- **Task to carry out**: Write out every single entry exactly.
--- start Dataset rows ---
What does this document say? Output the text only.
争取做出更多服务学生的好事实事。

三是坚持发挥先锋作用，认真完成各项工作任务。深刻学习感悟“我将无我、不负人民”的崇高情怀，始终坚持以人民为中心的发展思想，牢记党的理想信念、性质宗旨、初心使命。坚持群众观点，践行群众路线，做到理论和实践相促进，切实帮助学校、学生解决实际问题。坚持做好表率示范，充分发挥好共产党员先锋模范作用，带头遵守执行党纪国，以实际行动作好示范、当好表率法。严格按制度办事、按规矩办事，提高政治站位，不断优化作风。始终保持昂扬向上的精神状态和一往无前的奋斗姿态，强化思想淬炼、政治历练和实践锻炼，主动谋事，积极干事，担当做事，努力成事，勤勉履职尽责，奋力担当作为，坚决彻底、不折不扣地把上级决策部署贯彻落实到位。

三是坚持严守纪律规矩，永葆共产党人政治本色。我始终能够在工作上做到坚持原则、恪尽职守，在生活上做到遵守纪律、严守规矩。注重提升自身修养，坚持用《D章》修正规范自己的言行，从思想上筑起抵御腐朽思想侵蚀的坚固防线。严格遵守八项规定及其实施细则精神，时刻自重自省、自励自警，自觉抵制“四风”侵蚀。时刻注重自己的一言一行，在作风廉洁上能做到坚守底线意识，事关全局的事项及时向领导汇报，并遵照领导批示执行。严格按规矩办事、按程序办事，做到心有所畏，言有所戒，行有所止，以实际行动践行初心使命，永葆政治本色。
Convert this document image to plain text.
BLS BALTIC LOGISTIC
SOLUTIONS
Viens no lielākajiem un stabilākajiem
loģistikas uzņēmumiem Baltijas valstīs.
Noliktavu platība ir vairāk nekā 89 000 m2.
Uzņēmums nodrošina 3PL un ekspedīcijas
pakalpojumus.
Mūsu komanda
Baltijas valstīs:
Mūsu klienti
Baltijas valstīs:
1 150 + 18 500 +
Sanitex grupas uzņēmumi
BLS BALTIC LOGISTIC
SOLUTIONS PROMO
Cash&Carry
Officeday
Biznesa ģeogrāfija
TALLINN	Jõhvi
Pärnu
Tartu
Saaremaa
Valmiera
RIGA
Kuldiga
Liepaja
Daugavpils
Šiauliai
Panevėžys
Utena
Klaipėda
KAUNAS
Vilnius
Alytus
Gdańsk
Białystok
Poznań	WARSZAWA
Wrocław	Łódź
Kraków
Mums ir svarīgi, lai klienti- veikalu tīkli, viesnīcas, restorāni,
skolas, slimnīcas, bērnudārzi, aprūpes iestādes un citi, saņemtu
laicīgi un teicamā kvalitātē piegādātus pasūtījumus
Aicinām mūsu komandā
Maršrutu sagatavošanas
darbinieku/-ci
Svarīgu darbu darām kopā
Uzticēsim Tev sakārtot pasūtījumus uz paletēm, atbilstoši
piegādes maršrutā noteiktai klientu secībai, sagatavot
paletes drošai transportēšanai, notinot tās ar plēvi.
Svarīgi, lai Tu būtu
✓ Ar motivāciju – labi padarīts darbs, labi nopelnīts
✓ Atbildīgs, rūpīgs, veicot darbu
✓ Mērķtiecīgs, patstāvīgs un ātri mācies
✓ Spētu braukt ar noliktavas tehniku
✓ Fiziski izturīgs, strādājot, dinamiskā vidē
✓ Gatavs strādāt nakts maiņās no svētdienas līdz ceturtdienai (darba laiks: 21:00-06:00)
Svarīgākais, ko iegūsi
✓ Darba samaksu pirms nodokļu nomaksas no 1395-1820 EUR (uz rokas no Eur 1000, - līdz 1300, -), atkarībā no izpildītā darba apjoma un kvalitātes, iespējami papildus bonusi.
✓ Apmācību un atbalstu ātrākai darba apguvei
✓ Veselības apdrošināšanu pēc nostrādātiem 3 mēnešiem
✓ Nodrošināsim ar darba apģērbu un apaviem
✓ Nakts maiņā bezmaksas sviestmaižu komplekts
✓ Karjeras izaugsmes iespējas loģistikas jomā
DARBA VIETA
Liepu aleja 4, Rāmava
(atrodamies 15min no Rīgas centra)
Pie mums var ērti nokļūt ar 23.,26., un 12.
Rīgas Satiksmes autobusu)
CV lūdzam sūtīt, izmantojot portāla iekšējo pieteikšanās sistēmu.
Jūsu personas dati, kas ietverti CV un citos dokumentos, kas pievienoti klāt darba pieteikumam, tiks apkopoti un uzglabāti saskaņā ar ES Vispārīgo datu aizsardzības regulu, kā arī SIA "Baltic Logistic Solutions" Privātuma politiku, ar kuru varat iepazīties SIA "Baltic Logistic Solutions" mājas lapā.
--- end Dataset rows ---
- **Result**:
What does this document say? Output the text only.
争取做出更多服务学生的好事实事。

三是坚持发挥先锋作用，认真完成各项工作任务。深刻学习感悟“我将无我、不负人民”的崇高情怀，始终坚持以人民为中心的发展思想，牢记党的理想信念、性质宗旨、初心使命。坚持群众观点，践行群众路线，做到理论和实践相促进，切实帮助学校、学生解决实际问题。坚持做好表率示范，充分发挥好共产党员先锋模范作用，带头遵守执行党纪国，以实际行动作好示范、当好表率法。严格按制度办事、按规矩办事，提高政治站位，不断优化作风。始终保持昂扬向上的精神状态和一往无前的奋斗姿态，强化思想淬炼、政治历练和实践锻炼，主动谋事，积极干事，担当做事，努力成事，勤勉履职尽责，奋力担当作为，坚决彻底、不折不扣地把上级决策部署贯彻落实到位。

三是坚持严守纪律规矩，永葆共产党人政治本色。我始终能够在工作上做到坚持原则、恪尽职守，在生活上做到遵守纪律、严守规矩。注重提升自身修养，坚持用《D章》修正规范自己的言行，从思想上筑起抵御腐朽思想侵蚀的坚固防线。严格遵守八项规定及其实施细则精神，时刻自重自省、自励自警，自觉抵制“四风”侵蚀。时刻注重自己的一言一行，在作风廉洁上能做到坚守底线意识，事关全局的事项及时向领导汇报，并遵照领导批示执行。严格按规矩办事、按程序办事，做到心有所畏，言有所戒，行有所止，以实际行动践行初心使命，永葆政治本色。
Convert this document image to plain text.
BLS BALTIC LOGISTIC
SOLUTIONS
Viens no lielākajiem un stabilākajiem
loģistikas uzņēmumiem Baltijas valstīs.
Noliktavu platība ir vairāk nekā 89 000 m2.
Uzņēmums nodrošina 3PL un ekspedīcijas
pakalpojumus.
Mūsu komanda
Baltijas valstīs:
Mūsu klienti
Baltijas valstīs:
1 150 + 18 500 +
Sanitex grupas uzņēmumi
BLS BALTIC LOGISTIC
SOLUTIONS PROMO
Cash&Carry
Officeday
Biznesa ģeogrāfija
TALLINN	Jõhvi
Pärnu
Tartu
Saaremaa
Valmiera
RIGA
Kuldiga
Liepaja
Daugavpils
Šiauliai
Panevėžys
Utena
Klaipėda
KAUNAS
Vilnius
Alytus
Gdańsk
Białystok
Poznań	WARSZAWA
Wrocław	Łódź
Kraków
Mums ir svarīgi, lai klienti- veikalu tīkli, viesnīcas, restorāni,
skolas, slimnīcas, bērnudārzi, aprūpes iestādes un citi, saņemtu
laicīgi un teicamā kvalitātē piegādātus pasūtījumus
Aicinām mūsu komandā
Maršrutu sagatavošanas
darbinieku/-ci
Svarīgu darbu darām kopā
Uzticēsim Tev sakārtot pasūtījumus uz paletēm, atbilstoši
piegādes maršrutā noteiktai klientu secībai, sagatavot
paletes drošai transportēšanai, notinot tās ar plēvi.
Svarīgi, lai Tu būtu
✓ Ar motivāciju – labi padarīts darbs, labi nopelnīts
✓ Atbildīgs, rūpīgs, veicot darbu
✓ Mērķtiecīgs, patstāvīgs un ātri mācies
✓ Spētu braukt ar noliktavas tehniku
✓ Fiziski izturīgs, strādājot, dinamiskā vidē
✓ Gatavs strādāt nakts maiņās no svētdienas līdz ceturtdienai (darba laiks: 21:00-06:00)
Svarīgākais, ko iegūsi
✓ Darba samaksu pirms nodokļu nomaksas no 1395-1820 EUR (uz rokas no Eur 1000, - līdz 1300, -), atkarībā no izpildītā darba apjoma un kvalitātes, iespējami papildus bonusi.
✓ Apmācību un atbalstu ātrākai darba apguvei
✓ Veselības apdrošināšanu pēc nostrādātiem 3 mēnešiem
✓ Nodrošināsim ar darba apģērbu un apaviem
✓ Nakts maiņā bezmaksas sviestmaižu komplekts
✓ Karjeras izaugsmes iespējas loģistikas jomā
DARBA VIETA
Liepu aleja 4, Rāmava
(atrodamies 15min no Rīgas centra)
Pie mums var ērti nokļūt ar 23.,26., un 12.
Rīgas Satiksmes autobusu)
CV lūdzam sūtīt, izmantojot portāla iekšējo pieteikšanās sistēmu.
Jūsu personas dati, kas ietverti CV un citos dokumentos, kas pievienoti klāt darba pieteikumam, tiks apkopoti un uzglabāti saskaņā ar ES Vispārīgo datu aizsardzības regulu, kā arī SIA "Baltic Logistic Solutions" Privātuma politiku, ar kuru varat iepazīties SIA "Baltic Logistic Solutions" mājas lapā.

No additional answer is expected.